Data records
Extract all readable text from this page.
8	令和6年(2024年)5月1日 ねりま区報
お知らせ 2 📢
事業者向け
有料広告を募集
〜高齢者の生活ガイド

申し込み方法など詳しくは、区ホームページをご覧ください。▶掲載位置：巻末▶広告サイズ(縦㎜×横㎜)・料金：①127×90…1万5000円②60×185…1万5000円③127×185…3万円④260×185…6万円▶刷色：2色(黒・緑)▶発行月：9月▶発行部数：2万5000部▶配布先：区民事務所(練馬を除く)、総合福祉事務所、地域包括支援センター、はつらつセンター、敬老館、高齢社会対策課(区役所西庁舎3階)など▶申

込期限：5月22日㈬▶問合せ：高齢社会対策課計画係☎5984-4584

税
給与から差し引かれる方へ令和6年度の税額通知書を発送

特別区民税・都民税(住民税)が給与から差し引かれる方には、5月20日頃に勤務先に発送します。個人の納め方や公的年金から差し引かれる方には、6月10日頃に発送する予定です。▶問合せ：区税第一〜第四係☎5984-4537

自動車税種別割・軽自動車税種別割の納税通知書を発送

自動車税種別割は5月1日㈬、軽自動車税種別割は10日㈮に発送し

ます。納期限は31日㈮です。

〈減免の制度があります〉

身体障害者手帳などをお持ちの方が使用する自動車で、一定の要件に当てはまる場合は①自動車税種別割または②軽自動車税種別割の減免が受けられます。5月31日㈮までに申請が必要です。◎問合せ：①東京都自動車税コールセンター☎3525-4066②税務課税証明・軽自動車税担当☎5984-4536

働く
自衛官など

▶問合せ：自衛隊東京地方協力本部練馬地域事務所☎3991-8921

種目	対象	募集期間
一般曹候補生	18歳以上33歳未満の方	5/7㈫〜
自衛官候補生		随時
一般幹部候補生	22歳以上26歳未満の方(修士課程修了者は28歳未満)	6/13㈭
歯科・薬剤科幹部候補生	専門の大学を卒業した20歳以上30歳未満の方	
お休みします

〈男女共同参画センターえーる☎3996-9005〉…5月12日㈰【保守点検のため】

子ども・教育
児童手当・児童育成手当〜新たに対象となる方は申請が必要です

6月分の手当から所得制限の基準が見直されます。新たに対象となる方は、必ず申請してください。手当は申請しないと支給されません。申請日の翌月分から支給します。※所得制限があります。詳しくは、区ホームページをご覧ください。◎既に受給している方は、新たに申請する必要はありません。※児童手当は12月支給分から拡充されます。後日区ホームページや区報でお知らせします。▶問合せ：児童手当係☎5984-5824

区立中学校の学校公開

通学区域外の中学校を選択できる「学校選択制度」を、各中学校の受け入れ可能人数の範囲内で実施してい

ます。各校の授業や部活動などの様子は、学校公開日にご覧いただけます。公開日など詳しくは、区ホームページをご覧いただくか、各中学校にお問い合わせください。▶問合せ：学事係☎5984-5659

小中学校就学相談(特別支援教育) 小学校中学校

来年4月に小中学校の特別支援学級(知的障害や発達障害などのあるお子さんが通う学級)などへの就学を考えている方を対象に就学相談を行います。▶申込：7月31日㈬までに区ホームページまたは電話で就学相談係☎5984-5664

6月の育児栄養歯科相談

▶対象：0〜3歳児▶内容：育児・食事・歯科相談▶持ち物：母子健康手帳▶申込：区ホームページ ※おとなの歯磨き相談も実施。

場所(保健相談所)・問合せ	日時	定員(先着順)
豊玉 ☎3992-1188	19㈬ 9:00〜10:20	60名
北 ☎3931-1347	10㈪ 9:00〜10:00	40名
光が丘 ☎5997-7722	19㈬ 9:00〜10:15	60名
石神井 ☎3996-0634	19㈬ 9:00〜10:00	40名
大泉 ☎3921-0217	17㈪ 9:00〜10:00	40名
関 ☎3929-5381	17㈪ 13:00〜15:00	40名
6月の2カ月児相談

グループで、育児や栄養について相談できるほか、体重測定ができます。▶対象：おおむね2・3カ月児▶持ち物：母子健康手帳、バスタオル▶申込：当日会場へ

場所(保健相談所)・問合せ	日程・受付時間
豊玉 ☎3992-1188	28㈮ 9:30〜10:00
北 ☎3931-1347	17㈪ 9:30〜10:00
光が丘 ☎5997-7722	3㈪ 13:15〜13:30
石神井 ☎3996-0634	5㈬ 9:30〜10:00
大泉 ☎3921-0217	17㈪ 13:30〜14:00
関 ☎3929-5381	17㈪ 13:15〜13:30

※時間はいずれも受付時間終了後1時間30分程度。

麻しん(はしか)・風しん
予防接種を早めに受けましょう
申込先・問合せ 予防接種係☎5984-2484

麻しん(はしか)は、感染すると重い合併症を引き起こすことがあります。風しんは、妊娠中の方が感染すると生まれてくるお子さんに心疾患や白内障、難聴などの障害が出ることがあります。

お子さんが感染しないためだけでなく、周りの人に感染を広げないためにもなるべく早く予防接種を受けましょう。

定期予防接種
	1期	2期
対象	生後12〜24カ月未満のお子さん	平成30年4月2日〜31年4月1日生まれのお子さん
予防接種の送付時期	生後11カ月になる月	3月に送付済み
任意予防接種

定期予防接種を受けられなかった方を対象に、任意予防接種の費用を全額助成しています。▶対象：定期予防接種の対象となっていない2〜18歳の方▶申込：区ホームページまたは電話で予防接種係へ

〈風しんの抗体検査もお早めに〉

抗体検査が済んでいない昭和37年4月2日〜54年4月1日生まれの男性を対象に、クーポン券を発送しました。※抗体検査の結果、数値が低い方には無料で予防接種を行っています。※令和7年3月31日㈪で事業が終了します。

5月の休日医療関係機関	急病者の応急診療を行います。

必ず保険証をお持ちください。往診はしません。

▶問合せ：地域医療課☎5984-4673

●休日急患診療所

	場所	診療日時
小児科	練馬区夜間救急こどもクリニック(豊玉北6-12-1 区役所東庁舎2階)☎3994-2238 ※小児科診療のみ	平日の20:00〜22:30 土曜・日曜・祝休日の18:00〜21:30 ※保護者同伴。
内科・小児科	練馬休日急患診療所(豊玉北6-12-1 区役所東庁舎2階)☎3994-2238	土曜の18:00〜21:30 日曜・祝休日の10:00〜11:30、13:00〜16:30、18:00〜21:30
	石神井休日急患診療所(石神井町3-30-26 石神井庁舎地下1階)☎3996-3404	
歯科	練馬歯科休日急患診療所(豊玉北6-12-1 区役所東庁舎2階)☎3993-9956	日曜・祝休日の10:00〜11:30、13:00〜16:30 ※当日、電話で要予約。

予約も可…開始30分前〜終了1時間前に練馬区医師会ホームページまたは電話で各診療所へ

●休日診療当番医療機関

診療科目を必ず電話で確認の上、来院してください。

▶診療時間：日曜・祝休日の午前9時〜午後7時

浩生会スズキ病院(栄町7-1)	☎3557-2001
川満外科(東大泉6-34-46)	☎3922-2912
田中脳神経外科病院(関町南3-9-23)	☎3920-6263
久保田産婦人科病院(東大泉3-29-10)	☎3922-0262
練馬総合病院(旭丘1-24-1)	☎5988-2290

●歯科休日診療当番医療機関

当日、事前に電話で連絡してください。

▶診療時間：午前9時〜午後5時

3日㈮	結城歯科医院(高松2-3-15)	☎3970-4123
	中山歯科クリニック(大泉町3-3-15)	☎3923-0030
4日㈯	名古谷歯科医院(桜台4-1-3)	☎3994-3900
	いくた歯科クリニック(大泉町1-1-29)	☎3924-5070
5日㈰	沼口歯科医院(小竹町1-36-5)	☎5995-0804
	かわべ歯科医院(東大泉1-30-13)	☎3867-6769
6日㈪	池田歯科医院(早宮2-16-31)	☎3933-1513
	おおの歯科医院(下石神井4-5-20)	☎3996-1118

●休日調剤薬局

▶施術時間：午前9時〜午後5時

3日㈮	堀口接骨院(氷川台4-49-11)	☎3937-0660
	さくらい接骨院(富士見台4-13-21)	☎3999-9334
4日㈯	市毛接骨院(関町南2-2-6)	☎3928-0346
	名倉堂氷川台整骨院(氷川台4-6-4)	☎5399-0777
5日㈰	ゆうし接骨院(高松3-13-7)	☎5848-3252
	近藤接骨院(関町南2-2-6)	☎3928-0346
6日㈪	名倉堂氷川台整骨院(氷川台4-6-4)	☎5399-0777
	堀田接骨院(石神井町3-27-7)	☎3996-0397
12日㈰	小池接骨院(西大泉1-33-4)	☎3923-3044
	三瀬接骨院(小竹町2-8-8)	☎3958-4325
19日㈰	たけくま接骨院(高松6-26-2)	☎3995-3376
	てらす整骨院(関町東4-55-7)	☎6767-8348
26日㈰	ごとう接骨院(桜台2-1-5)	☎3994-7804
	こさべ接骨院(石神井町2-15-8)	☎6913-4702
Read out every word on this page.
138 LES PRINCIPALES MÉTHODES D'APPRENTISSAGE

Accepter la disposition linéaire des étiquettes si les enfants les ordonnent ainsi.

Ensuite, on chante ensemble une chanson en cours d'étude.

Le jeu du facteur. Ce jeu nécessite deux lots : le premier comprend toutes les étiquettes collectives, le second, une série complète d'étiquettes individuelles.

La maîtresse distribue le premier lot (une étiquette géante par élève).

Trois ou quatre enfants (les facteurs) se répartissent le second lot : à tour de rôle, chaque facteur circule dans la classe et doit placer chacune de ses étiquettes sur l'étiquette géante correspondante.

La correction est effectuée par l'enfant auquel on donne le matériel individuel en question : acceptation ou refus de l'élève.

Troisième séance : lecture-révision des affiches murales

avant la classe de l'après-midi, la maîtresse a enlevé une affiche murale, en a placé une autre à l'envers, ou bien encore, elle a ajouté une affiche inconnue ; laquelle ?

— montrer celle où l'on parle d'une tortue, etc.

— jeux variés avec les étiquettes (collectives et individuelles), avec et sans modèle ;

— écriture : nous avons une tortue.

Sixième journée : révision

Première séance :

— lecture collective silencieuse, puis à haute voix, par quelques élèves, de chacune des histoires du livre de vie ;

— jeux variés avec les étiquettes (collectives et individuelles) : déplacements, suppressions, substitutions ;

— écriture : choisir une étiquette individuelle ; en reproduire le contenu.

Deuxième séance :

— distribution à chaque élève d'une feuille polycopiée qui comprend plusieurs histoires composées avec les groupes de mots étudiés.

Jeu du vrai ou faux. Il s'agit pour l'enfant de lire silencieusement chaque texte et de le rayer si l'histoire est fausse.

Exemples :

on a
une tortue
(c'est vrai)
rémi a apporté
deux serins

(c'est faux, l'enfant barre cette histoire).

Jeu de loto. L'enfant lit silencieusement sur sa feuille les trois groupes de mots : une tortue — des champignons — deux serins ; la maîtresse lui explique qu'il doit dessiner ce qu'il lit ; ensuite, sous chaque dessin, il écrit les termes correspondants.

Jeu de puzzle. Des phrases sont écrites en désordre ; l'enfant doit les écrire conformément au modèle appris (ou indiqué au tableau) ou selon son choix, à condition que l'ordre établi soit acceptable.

Stated goal
Find each line holding the word "modèle" and copy it.

Task output
— jeux variés avec les étiquettes (collectives et individuelles), avec et sans modèle ;
Jeu de puzzle. Des phrases sont écrites en désordre ; l'enfant doit les écrire conformément au modèle appris (ou indiqué au tableau) ou selon son choix, à condition que l'ordre établi soit acceptable.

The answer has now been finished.